[BEGIN]
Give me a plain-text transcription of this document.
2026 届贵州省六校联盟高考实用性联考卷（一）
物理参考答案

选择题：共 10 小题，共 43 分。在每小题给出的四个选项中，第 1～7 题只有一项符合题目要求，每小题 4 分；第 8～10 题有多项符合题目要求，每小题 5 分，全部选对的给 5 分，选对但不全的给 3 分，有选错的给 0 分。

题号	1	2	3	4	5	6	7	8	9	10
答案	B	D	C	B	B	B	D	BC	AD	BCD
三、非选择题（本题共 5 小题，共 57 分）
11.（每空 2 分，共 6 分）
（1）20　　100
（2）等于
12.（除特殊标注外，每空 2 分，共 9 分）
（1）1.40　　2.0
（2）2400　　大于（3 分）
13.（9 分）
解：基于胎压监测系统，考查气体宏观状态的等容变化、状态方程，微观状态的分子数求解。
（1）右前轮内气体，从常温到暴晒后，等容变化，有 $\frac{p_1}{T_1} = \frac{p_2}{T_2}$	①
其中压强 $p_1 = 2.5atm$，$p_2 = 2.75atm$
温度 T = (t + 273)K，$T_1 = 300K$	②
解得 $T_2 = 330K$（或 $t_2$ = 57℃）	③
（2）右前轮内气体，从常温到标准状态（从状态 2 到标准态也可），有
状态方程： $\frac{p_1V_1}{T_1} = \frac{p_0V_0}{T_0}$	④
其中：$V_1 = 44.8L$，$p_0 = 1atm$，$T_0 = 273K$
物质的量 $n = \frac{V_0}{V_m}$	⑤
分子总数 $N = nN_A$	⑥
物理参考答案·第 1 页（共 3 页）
[END]
Copy out all of the records above with nothing altered.

Give me a plain-text transcription of this document.
2026 届贵州省六校联盟高考实用性联考卷（一）
物理参考答案

选择题：共 10 小题，共 43 分。在每小题给出的四个选项中，第 1～7 题只有一项符合题目要求，每小题 4 分；第 8～10 题有多项符合题目要求，每小题 5 分，全部选对的给 5 分，选对但不全的给 3 分，有选错的给 0 分。

题号	1	2	3	4	5	6	7	8	9	10
答案	B	D	C	B	B	B	D	BC	AD	BCD
三、非选择题（本题共 5 小题，共 57 分）
11.（每空 2 分，共 6 分）
（1）20　　100
（2）等于
12.（除特殊标注外，每空 2 分，共 9 分）
（1）1.40　　2.0
（2）2400　　大于（3 分）
13.（9 分）
解：基于胎压监测系统，考查气体宏观状态的等容变化、状态方程，微观状态的分子数求解。
（1）右前轮内气体，从常温到暴晒后，等容变化，有 $\frac{p_1}{T_1} = \frac{p_2}{T_2}$	①
其中压强 $p_1 = 2.5atm$，$p_2 = 2.75atm$
温度 T = (t + 273)K，$T_1 = 300K$	②
解得 $T_2 = 330K$（或 $t_2$ = 57℃）	③
（2）右前轮内气体，从常温到标准状态（从状态 2 到标准态也可），有
状态方程： $\frac{p_1V_1}{T_1} = \frac{p_0V_0}{T_0}$	④
其中：$V_1 = 44.8L$，$p_0 = 1atm$，$T_0 = 273K$
物质的量 $n = \frac{V_0}{V_m}$	⑤
分子总数 $N = nN_A$	⑥
物理参考答案·第 1 页（共 3 页）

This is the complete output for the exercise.